Write out every single entry exactly.

══ RECORDS FOR THE EXERCISE ══

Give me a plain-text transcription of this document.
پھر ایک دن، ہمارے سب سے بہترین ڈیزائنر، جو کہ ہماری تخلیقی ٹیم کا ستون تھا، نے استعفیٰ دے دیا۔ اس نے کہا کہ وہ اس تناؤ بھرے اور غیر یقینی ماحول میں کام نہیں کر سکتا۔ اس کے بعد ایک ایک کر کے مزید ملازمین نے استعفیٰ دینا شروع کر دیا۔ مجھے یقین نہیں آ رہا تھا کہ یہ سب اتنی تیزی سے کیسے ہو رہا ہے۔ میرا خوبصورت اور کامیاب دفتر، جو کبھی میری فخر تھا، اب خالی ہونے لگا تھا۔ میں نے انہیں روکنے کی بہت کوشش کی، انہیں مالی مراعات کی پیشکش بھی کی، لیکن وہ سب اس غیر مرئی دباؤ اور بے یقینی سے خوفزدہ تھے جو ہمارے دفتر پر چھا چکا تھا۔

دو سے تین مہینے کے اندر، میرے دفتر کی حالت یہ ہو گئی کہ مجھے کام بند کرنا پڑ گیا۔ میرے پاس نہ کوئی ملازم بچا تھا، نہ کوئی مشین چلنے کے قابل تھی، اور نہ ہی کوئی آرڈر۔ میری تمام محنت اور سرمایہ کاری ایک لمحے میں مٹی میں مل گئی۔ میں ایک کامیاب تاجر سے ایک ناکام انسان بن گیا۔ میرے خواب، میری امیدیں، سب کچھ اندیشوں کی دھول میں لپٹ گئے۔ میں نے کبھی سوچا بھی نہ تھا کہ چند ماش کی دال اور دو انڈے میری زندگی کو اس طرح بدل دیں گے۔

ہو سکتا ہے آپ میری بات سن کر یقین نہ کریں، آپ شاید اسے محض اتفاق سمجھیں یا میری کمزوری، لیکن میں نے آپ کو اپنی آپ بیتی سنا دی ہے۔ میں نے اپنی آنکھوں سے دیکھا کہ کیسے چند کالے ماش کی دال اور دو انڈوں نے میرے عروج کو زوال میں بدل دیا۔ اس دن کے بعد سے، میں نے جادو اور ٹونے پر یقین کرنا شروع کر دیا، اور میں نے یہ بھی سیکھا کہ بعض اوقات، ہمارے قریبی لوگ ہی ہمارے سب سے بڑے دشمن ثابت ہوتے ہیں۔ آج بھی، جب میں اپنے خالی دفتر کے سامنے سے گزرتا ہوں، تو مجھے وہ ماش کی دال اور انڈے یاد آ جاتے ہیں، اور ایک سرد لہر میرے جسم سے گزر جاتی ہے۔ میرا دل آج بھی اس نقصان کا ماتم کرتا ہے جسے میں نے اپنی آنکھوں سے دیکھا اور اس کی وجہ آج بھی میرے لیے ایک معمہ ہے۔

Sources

═══

● THE ANSWER:
Give me a plain-text transcription of this document.
پھر ایک دن، ہمارے سب سے بہترین ڈیزائنر، جو کہ ہماری تخلیقی ٹیم کا ستون تھا، نے استعفیٰ دے دیا۔ اس نے کہا کہ وہ اس تناؤ بھرے اور غیر یقینی ماحول میں کام نہیں کر سکتا۔ اس کے بعد ایک ایک کر کے مزید ملازمین نے استعفیٰ دینا شروع کر دیا۔ مجھے یقین نہیں آ رہا تھا کہ یہ سب اتنی تیزی سے کیسے ہو رہا ہے۔ میرا خوبصورت اور کامیاب دفتر، جو کبھی میری فخر تھا، اب خالی ہونے لگا تھا۔ میں نے انہیں روکنے کی بہت کوشش کی، انہیں مالی مراعات کی پیشکش بھی کی، لیکن وہ سب اس غیر مرئی دباؤ اور بے یقینی سے خوفزدہ تھے جو ہمارے دفتر پر چھا چکا تھا۔

دو سے تین مہینے کے اندر، میرے دفتر کی حالت یہ ہو گئی کہ مجھے کام بند کرنا پڑ گیا۔ میرے پاس نہ کوئی ملازم بچا تھا، نہ کوئی مشین چلنے کے قابل تھی، اور نہ ہی کوئی آرڈر۔ میری تمام محنت اور سرمایہ کاری ایک لمحے میں مٹی میں مل گئی۔ میں ایک کامیاب تاجر سے ایک ناکام انسان بن گیا۔ میرے خواب، میری امیدیں، سب کچھ اندیشوں کی دھول میں لپٹ گئے۔ میں نے کبھی سوچا بھی نہ تھا کہ چند ماش کی دال اور دو انڈے میری زندگی کو اس طرح بدل دیں گے۔

ہو سکتا ہے آپ میری بات سن کر یقین نہ کریں، آپ شاید اسے محض اتفاق سمجھیں یا میری کمزوری، لیکن میں نے آپ کو اپنی آپ بیتی سنا دی ہے۔ میں نے اپنی آنکھوں سے دیکھا کہ کیسے چند کالے ماش کی دال اور دو انڈوں نے میرے عروج کو زوال میں بدل دیا۔ اس دن کے بعد سے، میں نے جادو اور ٹونے پر یقین کرنا شروع کر دیا، اور میں نے یہ بھی سیکھا کہ بعض اوقات، ہمارے قریبی لوگ ہی ہمارے سب سے بڑے دشمن ثابت ہوتے ہیں۔ آج بھی، جب میں اپنے خالی دفتر کے سامنے سے گزرتا ہوں، تو مجھے وہ ماش کی دال اور انڈے یاد آ جاتے ہیں، اور ایک سرد لہر میرے جسم سے گزر جاتی ہے۔ میرا دل آج بھی اس نقصان کا ماتم کرتا ہے جسے میں نے اپنی آنکھوں سے دیکھا اور اس کی وجہ آج بھی میرے لیے ایک معمہ ہے۔

Sources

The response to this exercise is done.